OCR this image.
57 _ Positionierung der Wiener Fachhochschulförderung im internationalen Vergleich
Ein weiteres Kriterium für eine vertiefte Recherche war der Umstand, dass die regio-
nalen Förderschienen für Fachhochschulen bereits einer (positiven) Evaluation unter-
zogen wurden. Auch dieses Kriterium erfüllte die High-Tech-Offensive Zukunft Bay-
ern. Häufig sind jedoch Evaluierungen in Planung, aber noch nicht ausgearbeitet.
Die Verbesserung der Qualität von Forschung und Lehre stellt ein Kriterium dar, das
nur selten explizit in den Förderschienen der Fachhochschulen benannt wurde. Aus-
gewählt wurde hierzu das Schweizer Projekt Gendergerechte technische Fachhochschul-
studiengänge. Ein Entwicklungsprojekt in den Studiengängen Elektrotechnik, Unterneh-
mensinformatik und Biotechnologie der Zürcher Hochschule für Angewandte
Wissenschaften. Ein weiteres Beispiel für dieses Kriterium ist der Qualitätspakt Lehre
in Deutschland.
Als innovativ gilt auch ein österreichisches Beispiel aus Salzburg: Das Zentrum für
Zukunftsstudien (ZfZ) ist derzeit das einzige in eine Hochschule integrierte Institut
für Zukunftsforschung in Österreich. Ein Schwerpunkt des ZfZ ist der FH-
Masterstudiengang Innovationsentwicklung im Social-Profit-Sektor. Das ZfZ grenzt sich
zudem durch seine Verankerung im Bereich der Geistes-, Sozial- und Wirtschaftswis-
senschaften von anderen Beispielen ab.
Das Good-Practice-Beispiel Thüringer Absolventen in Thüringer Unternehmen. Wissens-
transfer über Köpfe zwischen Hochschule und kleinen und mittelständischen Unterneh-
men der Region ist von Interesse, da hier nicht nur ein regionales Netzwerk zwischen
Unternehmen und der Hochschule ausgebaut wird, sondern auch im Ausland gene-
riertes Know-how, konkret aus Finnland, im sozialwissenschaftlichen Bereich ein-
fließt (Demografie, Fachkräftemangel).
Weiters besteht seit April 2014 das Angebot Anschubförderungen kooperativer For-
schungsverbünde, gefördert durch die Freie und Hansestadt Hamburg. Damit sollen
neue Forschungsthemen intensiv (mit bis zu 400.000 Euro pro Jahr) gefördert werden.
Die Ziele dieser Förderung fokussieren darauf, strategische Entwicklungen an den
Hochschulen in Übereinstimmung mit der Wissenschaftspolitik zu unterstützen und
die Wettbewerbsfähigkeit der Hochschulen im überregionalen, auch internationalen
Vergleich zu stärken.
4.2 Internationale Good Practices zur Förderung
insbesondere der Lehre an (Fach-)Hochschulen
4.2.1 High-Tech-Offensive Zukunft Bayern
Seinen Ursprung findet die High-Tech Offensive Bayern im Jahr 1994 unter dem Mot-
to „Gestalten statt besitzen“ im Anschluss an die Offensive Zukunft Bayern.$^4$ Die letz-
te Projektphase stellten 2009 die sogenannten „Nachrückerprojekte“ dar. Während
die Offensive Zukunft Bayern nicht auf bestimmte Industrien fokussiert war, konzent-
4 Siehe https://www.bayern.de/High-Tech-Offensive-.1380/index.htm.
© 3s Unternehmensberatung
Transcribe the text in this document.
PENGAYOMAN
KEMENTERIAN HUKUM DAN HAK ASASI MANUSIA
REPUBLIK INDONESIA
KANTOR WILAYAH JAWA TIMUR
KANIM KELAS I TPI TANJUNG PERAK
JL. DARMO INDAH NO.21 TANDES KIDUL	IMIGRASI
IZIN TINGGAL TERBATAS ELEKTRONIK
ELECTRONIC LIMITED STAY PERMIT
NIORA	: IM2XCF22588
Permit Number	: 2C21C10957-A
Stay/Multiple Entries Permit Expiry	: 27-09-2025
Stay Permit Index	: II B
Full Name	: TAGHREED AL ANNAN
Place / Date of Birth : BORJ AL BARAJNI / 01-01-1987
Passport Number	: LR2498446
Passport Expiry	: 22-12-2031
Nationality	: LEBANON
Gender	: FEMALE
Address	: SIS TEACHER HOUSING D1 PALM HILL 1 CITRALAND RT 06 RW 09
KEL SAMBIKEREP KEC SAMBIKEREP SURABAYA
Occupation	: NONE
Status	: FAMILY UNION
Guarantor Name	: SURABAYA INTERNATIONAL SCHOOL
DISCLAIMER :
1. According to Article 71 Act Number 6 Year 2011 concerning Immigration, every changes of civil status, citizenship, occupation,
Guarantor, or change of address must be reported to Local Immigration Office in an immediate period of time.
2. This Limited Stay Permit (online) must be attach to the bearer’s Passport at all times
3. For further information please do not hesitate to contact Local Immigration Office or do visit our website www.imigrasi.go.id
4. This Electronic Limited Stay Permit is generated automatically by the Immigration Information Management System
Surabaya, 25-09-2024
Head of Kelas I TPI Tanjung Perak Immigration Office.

+++

## WHAT IS NEEDED
Copy every line in the entries above that has the string "Bereich" in it.

## COMPLETED TASK
zudem durch seine Verankerung im Bereich der Geistes-, Sozial- und Wirtschaftswis-
riertes Know-how, konkret aus Finnland, im sozialwissenschaftlichen Bereich ein-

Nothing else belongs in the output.